Entries with figure data:
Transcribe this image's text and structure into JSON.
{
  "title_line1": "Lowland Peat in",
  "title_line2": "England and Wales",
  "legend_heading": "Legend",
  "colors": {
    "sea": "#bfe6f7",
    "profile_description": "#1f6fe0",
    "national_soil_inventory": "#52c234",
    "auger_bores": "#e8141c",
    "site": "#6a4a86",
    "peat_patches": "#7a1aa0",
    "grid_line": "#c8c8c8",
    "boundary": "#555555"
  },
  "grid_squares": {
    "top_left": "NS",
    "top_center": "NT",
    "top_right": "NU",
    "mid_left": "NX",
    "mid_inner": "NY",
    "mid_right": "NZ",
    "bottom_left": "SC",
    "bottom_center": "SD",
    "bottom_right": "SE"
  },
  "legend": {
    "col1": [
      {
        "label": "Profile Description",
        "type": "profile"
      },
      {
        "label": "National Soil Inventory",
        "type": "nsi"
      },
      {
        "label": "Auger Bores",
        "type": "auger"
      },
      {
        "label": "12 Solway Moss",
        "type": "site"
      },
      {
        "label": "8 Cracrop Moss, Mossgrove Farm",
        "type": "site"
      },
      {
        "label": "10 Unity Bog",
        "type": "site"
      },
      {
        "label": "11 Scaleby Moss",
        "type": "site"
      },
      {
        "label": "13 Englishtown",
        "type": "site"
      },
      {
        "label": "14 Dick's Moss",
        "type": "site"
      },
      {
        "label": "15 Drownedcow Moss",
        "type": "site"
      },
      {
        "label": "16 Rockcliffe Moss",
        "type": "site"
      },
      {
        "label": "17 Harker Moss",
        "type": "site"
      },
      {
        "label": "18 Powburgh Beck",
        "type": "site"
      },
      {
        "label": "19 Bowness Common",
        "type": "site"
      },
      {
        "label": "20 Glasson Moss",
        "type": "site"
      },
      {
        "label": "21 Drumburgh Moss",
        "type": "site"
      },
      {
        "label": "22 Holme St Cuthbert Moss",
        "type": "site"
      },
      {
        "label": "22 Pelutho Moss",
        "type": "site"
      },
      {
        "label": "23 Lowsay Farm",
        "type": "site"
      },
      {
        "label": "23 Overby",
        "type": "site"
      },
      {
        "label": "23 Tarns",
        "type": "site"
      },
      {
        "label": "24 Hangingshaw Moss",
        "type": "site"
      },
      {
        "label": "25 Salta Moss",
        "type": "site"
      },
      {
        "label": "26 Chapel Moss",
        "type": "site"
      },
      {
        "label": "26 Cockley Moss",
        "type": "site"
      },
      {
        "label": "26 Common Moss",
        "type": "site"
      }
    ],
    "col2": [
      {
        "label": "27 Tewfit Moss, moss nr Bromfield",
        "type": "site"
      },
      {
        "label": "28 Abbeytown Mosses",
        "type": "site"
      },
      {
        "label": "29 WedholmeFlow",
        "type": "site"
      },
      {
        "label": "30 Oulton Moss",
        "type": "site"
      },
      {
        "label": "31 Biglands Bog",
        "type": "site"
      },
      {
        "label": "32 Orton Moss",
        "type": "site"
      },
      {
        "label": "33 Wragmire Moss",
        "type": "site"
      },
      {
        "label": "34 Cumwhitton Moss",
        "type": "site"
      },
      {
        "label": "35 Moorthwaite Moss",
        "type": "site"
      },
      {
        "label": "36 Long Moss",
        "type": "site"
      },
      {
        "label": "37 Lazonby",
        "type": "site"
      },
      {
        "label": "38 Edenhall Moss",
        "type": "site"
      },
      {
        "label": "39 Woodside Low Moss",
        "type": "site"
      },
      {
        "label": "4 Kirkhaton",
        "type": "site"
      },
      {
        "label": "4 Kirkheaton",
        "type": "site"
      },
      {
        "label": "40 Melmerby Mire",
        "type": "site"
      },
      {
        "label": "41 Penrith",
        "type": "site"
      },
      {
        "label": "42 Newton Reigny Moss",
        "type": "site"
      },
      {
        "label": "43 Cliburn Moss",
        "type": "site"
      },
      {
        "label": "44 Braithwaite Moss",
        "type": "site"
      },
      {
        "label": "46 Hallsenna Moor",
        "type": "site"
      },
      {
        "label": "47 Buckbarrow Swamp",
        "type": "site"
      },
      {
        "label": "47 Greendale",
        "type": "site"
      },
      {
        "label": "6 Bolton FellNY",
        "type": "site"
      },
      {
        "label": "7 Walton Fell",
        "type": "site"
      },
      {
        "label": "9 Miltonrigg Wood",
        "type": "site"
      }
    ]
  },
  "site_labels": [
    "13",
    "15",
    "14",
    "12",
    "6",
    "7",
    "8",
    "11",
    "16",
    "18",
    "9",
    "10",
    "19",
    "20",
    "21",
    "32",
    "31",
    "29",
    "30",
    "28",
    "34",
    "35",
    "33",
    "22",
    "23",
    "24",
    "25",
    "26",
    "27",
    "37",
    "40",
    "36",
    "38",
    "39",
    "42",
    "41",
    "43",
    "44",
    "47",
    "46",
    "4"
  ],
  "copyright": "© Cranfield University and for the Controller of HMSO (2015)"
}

■ DO THIS:
Using the listing above, gather each line that holds the string "Common" and copy it.

■ FINISHED TASK:
        "label": "19 Bowness Common",
        "label": "26 Common Moss",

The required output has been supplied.